Stored entries
+ + + +

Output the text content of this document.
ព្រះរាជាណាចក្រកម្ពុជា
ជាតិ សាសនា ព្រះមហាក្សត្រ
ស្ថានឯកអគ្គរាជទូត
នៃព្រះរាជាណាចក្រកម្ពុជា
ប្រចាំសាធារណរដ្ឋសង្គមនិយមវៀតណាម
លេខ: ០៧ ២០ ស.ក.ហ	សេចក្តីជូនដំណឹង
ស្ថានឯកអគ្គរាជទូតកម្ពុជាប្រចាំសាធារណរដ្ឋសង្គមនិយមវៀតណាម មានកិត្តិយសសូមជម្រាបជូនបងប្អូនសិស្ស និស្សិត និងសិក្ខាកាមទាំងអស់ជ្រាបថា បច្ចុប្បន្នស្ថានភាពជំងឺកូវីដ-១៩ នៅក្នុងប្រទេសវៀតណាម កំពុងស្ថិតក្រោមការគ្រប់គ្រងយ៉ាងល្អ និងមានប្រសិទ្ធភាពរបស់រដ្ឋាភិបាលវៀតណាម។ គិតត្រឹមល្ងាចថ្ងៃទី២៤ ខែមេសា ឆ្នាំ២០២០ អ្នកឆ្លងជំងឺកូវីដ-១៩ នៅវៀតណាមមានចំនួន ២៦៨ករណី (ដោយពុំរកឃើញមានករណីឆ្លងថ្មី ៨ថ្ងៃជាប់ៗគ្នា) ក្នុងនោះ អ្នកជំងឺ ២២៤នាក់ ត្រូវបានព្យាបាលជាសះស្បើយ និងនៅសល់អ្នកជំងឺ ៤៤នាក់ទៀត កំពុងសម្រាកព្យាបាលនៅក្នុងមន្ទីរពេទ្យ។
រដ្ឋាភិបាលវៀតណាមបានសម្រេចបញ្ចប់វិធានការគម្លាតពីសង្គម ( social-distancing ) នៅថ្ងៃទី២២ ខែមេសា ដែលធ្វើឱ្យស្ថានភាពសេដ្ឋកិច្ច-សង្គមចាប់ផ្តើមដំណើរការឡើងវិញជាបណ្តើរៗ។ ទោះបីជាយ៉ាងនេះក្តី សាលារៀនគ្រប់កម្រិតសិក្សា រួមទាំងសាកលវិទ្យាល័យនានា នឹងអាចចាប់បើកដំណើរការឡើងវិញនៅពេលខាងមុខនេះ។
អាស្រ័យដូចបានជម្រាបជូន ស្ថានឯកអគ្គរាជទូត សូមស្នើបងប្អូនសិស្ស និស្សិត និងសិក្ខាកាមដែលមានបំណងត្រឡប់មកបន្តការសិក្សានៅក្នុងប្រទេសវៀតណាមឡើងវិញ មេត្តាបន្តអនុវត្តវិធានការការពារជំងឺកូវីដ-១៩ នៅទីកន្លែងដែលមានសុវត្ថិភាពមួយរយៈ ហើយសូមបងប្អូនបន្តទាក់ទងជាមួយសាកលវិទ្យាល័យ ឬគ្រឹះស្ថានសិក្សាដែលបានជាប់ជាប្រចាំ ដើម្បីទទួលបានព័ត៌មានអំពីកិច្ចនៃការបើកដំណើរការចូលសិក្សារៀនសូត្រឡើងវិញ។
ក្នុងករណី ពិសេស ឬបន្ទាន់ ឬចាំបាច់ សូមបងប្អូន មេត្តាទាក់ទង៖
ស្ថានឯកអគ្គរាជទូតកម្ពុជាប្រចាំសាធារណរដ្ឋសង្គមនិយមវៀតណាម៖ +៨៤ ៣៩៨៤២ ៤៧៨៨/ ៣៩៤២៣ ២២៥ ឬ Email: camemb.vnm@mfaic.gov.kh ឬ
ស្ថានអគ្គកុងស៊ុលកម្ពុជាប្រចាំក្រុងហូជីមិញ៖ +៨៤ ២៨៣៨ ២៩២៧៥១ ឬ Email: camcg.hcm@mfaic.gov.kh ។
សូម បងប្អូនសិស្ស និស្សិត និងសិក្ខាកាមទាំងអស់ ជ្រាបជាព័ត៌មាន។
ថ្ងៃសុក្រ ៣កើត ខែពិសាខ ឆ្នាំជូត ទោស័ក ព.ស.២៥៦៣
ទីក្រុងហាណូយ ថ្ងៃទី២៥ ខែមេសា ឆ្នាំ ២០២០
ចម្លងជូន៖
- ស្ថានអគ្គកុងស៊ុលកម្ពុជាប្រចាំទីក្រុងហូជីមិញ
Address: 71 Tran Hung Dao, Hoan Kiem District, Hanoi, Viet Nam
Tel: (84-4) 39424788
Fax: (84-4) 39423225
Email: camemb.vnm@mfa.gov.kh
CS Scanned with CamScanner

+ + + +

WHAT NEEDS TO BE DONE:
Repeat each of the entries above precisely as given.

WRITTEN SOLUTION:
Output the text content of this document.
ព្រះរាជាណាចក្រកម្ពុជា
ជាតិ សាសនា ព្រះមហាក្សត្រ
ស្ថានឯកអគ្គរាជទូត
នៃព្រះរាជាណាចក្រកម្ពុជា
ប្រចាំសាធារណរដ្ឋសង្គមនិយមវៀតណាម
លេខ: ០៧ ២០ ស.ក.ហ	សេចក្តីជូនដំណឹង
ស្ថានឯកអគ្គរាជទូតកម្ពុជាប្រចាំសាធារណរដ្ឋសង្គមនិយមវៀតណាម មានកិត្តិយសសូមជម្រាបជូនបងប្អូនសិស្ស និស្សិត និងសិក្ខាកាមទាំងអស់ជ្រាបថា បច្ចុប្បន្នស្ថានភាពជំងឺកូវីដ-១៩ នៅក្នុងប្រទេសវៀតណាម កំពុងស្ថិតក្រោមការគ្រប់គ្រងយ៉ាងល្អ និងមានប្រសិទ្ធភាពរបស់រដ្ឋាភិបាលវៀតណាម។ គិតត្រឹមល្ងាចថ្ងៃទី២៤ ខែមេសា ឆ្នាំ២០២០ អ្នកឆ្លងជំងឺកូវីដ-១៩ នៅវៀតណាមមានចំនួន ២៦៨ករណី (ដោយពុំរកឃើញមានករណីឆ្លងថ្មី ៨ថ្ងៃជាប់ៗគ្នា) ក្នុងនោះ អ្នកជំងឺ ២២៤នាក់ ត្រូវបានព្យាបាលជាសះស្បើយ និងនៅសល់អ្នកជំងឺ ៤៤នាក់ទៀត កំពុងសម្រាកព្យាបាលនៅក្នុងមន្ទីរពេទ្យ។
រដ្ឋាភិបាលវៀតណាមបានសម្រេចបញ្ចប់វិធានការគម្លាតពីសង្គម ( social-distancing ) នៅថ្ងៃទី២២ ខែមេសា ដែលធ្វើឱ្យស្ថានភាពសេដ្ឋកិច្ច-សង្គមចាប់ផ្តើមដំណើរការឡើងវិញជាបណ្តើរៗ។ ទោះបីជាយ៉ាងនេះក្តី សាលារៀនគ្រប់កម្រិតសិក្សា រួមទាំងសាកលវិទ្យាល័យនានា នឹងអាចចាប់បើកដំណើរការឡើងវិញនៅពេលខាងមុខនេះ។
អាស្រ័យដូចបានជម្រាបជូន ស្ថានឯកអគ្គរាជទូត សូមស្នើបងប្អូនសិស្ស និស្សិត និងសិក្ខាកាមដែលមានបំណងត្រឡប់មកបន្តការសិក្សានៅក្នុងប្រទេសវៀតណាមឡើងវិញ មេត្តាបន្តអនុវត្តវិធានការការពារជំងឺកូវីដ-១៩ នៅទីកន្លែងដែលមានសុវត្ថិភាពមួយរយៈ ហើយសូមបងប្អូនបន្តទាក់ទងជាមួយសាកលវិទ្យាល័យ ឬគ្រឹះស្ថានសិក្សាដែលបានជាប់ជាប្រចាំ ដើម្បីទទួលបានព័ត៌មានអំពីកិច្ចនៃការបើកដំណើរការចូលសិក្សារៀនសូត្រឡើងវិញ។
ក្នុងករណី ពិសេស ឬបន្ទាន់ ឬចាំបាច់ សូមបងប្អូន មេត្តាទាក់ទង៖
ស្ថានឯកអគ្គរាជទូតកម្ពុជាប្រចាំសាធារណរដ្ឋសង្គមនិយមវៀតណាម៖ +៨៤ ៣៩៨៤២ ៤៧៨៨/ ៣៩៤២៣ ២២៥ ឬ Email: camemb.vnm@mfaic.gov.kh ឬ
ស្ថានអគ្គកុងស៊ុលកម្ពុជាប្រចាំក្រុងហូជីមិញ៖ +៨៤ ២៨៣៨ ២៩២៧៥១ ឬ Email: camcg.hcm@mfaic.gov.kh ។
សូម បងប្អូនសិស្ស និស្សិត និងសិក្ខាកាមទាំងអស់ ជ្រាបជាព័ត៌មាន។
ថ្ងៃសុក្រ ៣កើត ខែពិសាខ ឆ្នាំជូត ទោស័ក ព.ស.២៥៦៣
ទីក្រុងហាណូយ ថ្ងៃទី២៥ ខែមេសា ឆ្នាំ ២០២០
ចម្លងជូន៖
- ស្ថានអគ្គកុងស៊ុលកម្ពុជាប្រចាំទីក្រុងហូជីមិញ
Address: 71 Tran Hung Dao, Hoan Kiem District, Hanoi, Viet Nam
Tel: (84-4) 39424788
Fax: (84-4) 39423225
Email: camemb.vnm@mfa.gov.kh
CS Scanned with CamScanner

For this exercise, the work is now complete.